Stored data
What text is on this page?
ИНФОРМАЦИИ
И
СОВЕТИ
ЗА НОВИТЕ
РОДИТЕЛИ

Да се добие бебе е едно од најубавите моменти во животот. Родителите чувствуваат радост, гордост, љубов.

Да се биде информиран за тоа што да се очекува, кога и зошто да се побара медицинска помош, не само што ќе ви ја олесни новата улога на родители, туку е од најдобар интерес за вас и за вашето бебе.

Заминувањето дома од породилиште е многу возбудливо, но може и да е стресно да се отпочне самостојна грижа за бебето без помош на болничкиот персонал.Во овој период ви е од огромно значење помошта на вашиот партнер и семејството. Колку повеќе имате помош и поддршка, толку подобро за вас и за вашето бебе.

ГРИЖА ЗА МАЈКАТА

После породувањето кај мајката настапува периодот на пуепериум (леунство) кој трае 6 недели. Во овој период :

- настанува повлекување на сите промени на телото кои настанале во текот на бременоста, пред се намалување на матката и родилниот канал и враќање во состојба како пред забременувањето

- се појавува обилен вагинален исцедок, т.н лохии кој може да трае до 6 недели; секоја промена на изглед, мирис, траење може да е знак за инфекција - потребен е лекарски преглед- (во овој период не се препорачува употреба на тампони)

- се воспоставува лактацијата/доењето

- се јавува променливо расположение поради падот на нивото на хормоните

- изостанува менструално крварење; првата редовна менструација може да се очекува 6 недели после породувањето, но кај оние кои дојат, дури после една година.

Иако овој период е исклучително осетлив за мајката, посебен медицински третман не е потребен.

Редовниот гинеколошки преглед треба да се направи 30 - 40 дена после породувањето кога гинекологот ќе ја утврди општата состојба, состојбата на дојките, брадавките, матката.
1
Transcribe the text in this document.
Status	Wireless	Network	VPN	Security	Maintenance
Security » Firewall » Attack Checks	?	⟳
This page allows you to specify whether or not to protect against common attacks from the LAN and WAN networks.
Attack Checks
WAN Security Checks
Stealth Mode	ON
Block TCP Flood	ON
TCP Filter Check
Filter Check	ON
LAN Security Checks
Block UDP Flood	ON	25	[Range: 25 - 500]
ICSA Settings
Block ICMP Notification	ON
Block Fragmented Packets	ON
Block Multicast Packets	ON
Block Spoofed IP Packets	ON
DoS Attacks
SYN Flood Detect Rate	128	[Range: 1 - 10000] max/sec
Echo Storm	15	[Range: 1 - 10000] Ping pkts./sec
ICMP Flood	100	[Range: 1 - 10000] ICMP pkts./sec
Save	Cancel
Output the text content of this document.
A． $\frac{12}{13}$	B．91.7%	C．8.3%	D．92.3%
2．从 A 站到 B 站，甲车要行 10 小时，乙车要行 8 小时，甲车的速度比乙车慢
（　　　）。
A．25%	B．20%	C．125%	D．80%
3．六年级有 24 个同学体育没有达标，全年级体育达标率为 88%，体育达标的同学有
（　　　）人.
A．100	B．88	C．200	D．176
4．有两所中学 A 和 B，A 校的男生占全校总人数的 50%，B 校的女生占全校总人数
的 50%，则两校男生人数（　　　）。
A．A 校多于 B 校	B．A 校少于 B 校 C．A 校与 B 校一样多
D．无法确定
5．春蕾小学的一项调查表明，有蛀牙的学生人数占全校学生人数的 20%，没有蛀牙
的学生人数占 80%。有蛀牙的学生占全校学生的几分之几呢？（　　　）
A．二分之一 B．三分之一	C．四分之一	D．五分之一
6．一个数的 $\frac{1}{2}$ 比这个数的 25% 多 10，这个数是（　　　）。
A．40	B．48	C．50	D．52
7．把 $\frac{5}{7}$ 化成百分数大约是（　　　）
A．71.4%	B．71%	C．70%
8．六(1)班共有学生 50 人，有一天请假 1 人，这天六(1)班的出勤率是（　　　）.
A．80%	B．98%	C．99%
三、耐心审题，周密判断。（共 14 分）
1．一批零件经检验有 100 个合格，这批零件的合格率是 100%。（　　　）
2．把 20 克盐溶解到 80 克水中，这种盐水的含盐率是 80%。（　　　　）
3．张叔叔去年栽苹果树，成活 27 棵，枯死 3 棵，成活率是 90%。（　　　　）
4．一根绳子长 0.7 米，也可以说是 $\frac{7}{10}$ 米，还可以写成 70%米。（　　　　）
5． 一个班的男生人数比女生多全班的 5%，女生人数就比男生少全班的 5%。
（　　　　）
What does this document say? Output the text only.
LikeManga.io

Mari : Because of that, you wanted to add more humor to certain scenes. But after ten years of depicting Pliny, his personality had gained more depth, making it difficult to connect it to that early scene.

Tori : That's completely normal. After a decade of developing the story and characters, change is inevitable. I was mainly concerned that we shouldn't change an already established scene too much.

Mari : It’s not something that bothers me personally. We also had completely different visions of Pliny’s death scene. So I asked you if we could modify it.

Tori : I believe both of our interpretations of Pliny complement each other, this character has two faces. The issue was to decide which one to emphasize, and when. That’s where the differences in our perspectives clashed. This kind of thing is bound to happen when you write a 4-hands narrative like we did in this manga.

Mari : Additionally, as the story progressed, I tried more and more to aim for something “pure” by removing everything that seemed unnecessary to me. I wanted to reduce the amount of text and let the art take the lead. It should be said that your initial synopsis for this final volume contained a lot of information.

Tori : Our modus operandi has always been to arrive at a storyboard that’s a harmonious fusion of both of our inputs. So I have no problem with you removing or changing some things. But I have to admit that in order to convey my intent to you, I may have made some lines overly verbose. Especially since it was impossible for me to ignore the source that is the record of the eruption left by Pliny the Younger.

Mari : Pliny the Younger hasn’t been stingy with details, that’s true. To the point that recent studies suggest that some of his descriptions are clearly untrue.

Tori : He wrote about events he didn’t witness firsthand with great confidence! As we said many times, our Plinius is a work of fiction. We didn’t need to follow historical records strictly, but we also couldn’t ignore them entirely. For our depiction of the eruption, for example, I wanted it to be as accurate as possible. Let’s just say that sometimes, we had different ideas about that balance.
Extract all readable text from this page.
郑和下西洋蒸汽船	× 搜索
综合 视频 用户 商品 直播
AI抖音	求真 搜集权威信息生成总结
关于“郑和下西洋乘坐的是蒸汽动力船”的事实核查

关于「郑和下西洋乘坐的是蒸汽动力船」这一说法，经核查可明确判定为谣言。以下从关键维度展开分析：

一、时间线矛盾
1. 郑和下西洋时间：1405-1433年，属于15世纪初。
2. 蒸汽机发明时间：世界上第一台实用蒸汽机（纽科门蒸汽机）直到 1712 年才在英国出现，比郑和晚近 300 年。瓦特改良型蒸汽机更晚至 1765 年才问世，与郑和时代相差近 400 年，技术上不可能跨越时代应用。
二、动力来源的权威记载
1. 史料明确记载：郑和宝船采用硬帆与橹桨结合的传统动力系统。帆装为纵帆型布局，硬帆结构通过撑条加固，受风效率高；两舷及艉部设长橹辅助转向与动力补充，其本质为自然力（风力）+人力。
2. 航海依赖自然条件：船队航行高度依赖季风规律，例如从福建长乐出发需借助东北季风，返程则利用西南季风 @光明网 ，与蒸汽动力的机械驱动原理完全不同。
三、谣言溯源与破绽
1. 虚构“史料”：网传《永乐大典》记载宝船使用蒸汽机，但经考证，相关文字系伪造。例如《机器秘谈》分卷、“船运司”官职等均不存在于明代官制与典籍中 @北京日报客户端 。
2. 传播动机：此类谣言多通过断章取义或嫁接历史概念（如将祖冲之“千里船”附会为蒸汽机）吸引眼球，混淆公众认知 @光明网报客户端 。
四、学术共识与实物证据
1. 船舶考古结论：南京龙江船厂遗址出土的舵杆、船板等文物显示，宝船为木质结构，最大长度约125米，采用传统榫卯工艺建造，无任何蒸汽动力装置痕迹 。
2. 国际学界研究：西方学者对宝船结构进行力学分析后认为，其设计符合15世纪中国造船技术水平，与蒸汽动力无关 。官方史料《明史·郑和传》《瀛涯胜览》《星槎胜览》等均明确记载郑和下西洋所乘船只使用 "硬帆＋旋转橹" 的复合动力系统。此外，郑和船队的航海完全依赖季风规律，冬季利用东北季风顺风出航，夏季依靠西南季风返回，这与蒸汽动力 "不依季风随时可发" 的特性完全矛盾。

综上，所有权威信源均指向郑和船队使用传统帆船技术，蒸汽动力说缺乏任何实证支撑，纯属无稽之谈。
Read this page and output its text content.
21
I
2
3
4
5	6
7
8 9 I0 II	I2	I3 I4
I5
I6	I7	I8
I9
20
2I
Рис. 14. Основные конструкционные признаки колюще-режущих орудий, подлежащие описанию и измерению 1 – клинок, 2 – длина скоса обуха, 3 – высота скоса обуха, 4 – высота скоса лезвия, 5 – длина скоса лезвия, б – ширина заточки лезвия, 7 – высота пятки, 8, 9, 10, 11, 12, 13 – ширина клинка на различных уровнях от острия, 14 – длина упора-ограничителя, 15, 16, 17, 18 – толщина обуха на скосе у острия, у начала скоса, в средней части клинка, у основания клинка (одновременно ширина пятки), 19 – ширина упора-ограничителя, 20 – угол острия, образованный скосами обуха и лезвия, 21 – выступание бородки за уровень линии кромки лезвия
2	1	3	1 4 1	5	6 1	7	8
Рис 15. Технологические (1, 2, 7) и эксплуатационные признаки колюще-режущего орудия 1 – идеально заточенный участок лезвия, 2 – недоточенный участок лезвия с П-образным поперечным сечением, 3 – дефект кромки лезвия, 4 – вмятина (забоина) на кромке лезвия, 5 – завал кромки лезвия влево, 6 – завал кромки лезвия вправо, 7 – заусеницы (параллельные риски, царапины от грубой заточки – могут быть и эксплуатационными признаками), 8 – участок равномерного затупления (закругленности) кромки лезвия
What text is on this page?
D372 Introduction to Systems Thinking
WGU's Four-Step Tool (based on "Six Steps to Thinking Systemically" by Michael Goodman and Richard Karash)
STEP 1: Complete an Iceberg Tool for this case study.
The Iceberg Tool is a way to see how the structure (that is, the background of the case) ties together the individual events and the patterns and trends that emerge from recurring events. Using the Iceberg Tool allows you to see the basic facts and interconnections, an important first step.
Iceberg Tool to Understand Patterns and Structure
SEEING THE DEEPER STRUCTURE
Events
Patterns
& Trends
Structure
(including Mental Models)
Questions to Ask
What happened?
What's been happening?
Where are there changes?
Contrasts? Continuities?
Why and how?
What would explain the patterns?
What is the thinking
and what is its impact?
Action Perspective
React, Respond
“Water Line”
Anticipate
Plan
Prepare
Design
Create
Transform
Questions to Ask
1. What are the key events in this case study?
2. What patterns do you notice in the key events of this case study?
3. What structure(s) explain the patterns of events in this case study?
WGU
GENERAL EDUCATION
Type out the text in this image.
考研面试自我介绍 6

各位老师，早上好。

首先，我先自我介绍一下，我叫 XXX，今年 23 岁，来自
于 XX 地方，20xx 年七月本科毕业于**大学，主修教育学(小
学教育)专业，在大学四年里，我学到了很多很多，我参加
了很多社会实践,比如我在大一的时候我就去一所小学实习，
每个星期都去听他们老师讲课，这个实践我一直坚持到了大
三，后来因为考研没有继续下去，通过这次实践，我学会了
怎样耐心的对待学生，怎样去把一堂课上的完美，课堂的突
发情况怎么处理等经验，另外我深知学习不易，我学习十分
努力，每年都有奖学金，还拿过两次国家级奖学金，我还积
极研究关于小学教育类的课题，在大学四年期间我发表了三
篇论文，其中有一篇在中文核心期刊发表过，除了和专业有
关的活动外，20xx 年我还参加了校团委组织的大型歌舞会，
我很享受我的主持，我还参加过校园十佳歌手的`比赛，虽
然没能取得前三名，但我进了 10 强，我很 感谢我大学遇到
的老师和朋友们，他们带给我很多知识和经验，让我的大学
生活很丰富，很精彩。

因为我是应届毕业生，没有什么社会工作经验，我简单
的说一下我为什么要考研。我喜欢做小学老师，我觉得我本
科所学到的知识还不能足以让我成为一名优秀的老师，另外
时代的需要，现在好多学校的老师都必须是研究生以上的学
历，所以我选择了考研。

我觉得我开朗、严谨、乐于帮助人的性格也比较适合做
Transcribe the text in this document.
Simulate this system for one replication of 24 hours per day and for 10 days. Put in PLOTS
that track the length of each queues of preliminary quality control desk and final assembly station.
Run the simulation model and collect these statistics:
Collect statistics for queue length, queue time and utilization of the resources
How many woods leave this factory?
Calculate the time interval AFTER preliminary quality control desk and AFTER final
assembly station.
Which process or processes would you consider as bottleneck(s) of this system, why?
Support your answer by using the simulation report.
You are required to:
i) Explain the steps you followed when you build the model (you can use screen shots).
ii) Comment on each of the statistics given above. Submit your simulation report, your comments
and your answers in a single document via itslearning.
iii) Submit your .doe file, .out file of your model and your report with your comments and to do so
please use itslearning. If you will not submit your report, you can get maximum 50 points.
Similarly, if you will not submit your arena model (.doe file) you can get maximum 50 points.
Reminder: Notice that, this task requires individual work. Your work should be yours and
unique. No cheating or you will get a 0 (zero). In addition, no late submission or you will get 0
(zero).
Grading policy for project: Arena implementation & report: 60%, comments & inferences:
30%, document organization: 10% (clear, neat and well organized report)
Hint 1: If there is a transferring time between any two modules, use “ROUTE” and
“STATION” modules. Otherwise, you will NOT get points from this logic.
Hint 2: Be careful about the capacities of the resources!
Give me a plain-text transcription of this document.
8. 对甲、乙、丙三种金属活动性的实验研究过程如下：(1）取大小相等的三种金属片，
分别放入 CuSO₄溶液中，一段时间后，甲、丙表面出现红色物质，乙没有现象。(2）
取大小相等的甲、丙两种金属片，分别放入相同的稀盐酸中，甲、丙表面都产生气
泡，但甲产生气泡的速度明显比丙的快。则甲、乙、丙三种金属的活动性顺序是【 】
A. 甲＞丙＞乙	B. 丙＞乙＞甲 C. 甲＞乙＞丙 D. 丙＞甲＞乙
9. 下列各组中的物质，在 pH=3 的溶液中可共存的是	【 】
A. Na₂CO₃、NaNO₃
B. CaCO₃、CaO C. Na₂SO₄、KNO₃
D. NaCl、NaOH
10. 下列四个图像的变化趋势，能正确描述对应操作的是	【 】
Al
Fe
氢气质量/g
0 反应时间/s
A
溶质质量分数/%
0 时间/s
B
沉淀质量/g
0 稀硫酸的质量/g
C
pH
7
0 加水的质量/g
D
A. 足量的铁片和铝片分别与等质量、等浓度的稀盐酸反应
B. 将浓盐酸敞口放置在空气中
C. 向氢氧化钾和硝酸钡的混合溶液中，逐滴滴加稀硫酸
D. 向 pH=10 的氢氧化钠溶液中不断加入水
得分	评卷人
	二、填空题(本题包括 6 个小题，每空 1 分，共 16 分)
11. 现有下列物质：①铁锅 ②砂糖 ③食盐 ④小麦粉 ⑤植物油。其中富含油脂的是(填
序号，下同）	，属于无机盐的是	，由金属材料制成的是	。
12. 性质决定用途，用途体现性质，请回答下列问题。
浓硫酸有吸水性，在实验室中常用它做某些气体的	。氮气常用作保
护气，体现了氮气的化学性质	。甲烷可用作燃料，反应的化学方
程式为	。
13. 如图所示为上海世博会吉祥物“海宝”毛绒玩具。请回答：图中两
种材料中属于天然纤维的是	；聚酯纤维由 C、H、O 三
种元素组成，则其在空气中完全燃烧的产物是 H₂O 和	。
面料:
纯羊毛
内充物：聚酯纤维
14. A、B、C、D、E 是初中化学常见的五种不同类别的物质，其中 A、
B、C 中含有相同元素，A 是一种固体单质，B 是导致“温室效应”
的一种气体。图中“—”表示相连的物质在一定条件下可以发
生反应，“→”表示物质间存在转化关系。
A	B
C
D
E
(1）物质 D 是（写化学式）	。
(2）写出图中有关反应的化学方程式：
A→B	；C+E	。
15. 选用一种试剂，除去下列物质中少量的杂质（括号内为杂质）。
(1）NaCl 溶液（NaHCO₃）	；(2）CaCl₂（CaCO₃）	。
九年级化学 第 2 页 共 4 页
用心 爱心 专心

# Problem:
Report each line in the preceding entries that holds the string "бебе".

# Response below:
Да се добие бебе е едно од најубавите моменти во животот. Родителите чувствуваат радост, гордост, љубов.
Да се биде информиран за тоа што да се очекува, кога и зошто да се побара медицинска помош, не само што ќе ви ја олесни новата улога на родители, туку е од најдобар интерес за вас и за вашето бебе.
Заминувањето дома од породилиште е многу возбудливо, но може и да е стресно да се отпочне самостојна грижа за бебето без помош на болничкиот персонал.Во овој период ви е од огромно значење помошта на вашиот партнер и семејството. Колку повеќе имате помош и поддршка, толку подобро за вас и за вашето бебе.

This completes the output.